What is expected: Identify each line in the listing below that contains the string "pullback" and copy every such line in full.
# START OF Data provided
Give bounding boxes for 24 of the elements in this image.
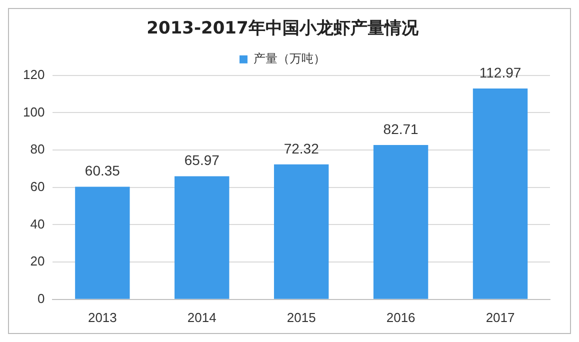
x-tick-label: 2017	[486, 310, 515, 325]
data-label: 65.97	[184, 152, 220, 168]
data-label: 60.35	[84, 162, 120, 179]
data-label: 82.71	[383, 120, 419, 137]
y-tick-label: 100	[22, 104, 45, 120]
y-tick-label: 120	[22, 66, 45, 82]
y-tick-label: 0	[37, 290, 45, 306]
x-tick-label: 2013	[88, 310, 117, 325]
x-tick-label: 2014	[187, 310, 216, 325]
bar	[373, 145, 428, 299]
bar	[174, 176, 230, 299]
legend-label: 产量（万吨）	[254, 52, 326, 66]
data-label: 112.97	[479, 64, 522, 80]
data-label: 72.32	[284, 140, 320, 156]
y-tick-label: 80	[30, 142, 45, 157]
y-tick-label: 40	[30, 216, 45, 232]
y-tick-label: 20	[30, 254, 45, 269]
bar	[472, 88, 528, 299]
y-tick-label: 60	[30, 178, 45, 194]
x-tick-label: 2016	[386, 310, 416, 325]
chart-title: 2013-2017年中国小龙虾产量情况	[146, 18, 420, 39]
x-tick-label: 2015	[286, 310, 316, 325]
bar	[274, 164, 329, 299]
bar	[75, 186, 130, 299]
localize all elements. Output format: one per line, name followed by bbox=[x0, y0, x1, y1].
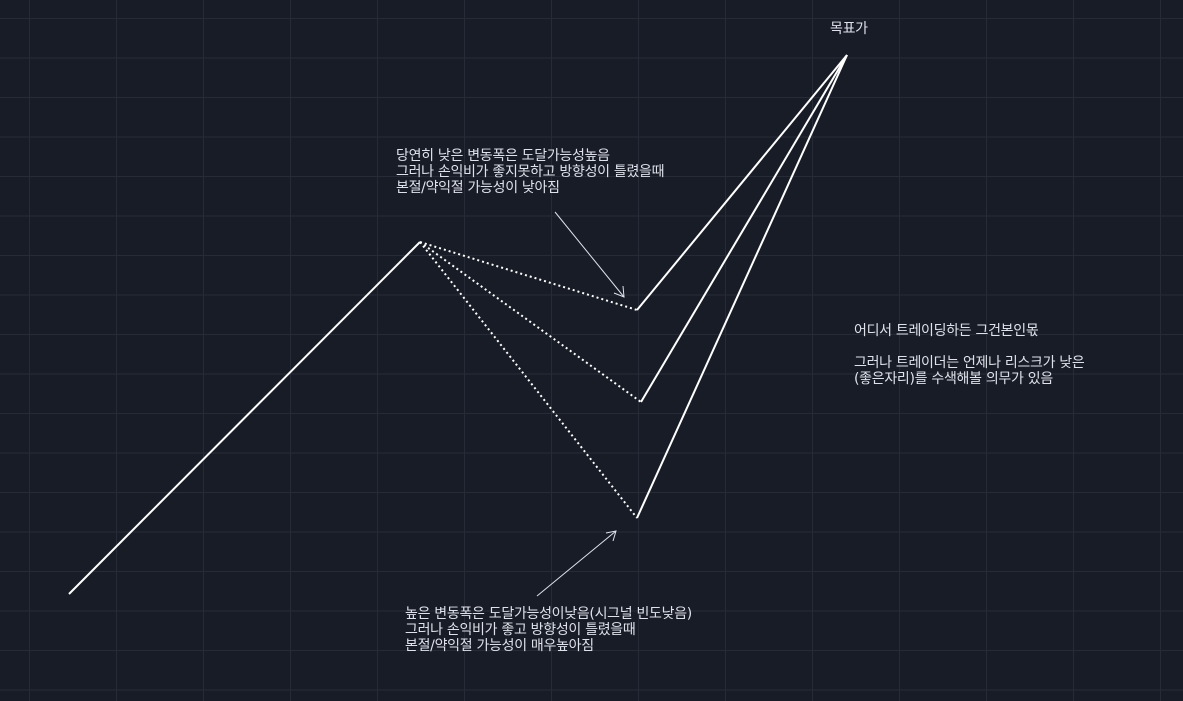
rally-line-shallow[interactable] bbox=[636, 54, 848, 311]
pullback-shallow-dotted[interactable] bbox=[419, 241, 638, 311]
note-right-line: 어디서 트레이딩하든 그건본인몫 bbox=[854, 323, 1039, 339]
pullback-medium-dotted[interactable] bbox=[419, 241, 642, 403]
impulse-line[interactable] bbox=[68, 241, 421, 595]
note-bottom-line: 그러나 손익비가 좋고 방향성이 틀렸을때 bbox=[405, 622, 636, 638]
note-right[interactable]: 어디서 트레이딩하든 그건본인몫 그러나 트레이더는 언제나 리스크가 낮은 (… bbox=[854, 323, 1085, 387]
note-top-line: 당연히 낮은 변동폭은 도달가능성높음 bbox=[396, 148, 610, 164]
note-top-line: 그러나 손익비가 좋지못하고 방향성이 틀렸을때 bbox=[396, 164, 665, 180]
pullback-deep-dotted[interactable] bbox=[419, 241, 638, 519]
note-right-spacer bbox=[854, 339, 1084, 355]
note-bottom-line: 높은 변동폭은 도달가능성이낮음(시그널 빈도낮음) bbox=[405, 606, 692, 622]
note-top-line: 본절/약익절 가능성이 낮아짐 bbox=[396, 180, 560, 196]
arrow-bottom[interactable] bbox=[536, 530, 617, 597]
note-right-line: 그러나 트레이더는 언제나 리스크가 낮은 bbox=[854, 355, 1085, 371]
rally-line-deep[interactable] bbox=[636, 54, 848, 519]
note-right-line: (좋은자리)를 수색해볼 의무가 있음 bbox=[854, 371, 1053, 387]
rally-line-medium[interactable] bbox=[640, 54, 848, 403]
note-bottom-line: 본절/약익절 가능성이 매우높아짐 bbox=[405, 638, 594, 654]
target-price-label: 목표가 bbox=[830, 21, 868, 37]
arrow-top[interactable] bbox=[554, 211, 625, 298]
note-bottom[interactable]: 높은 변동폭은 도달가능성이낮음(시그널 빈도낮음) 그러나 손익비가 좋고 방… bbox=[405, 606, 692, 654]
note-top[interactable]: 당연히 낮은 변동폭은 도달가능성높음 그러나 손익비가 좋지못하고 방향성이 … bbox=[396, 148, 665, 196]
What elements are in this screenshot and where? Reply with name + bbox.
# END OF Data provided
Exercise answer:
pullback-shallow-dotted[interactable] bbox=[419, 241, 638, 311]
pullback-medium-dotted[interactable] bbox=[419, 241, 642, 403]
pullback-deep-dotted[interactable] bbox=[419, 241, 638, 519]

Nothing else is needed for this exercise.